# Data
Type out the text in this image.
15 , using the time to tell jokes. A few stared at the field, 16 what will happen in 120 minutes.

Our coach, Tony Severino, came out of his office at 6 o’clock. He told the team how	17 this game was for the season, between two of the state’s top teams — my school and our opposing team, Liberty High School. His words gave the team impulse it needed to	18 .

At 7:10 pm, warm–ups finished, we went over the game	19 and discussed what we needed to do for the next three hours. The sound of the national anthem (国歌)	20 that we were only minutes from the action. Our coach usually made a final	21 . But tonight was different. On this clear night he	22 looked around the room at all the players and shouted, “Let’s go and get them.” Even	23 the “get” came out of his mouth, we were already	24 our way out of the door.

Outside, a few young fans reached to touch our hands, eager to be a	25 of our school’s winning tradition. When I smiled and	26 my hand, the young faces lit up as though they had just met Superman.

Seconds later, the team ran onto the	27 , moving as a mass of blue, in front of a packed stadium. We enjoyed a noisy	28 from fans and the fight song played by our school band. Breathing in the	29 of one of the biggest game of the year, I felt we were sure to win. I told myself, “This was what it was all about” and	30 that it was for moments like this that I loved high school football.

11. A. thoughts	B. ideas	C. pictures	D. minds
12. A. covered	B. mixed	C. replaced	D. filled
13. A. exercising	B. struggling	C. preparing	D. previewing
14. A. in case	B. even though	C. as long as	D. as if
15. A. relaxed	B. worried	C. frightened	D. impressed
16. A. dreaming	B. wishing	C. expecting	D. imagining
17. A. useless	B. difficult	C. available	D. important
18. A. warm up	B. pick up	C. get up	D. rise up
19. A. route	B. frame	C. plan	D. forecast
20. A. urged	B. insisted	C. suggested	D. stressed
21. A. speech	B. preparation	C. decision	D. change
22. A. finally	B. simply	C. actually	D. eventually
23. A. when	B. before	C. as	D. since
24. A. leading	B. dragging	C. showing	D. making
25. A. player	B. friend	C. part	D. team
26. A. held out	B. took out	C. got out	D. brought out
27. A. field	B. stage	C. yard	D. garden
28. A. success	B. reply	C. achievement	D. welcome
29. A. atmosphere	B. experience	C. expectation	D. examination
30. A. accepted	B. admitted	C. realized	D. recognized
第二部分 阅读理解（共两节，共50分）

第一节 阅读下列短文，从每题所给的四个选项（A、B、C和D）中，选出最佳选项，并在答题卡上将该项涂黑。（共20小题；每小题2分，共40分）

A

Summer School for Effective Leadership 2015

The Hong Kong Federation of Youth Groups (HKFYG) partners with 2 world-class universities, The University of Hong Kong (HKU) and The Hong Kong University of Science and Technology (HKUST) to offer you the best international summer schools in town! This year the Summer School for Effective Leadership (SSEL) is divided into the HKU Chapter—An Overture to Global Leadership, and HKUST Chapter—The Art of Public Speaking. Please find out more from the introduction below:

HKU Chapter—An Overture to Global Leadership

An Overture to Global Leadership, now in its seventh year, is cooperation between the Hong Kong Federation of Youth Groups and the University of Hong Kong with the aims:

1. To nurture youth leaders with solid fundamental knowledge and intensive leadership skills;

# Exercise directions
The answer is a single number, the count of lines in the records that contain the string "field".

# Expected answer
2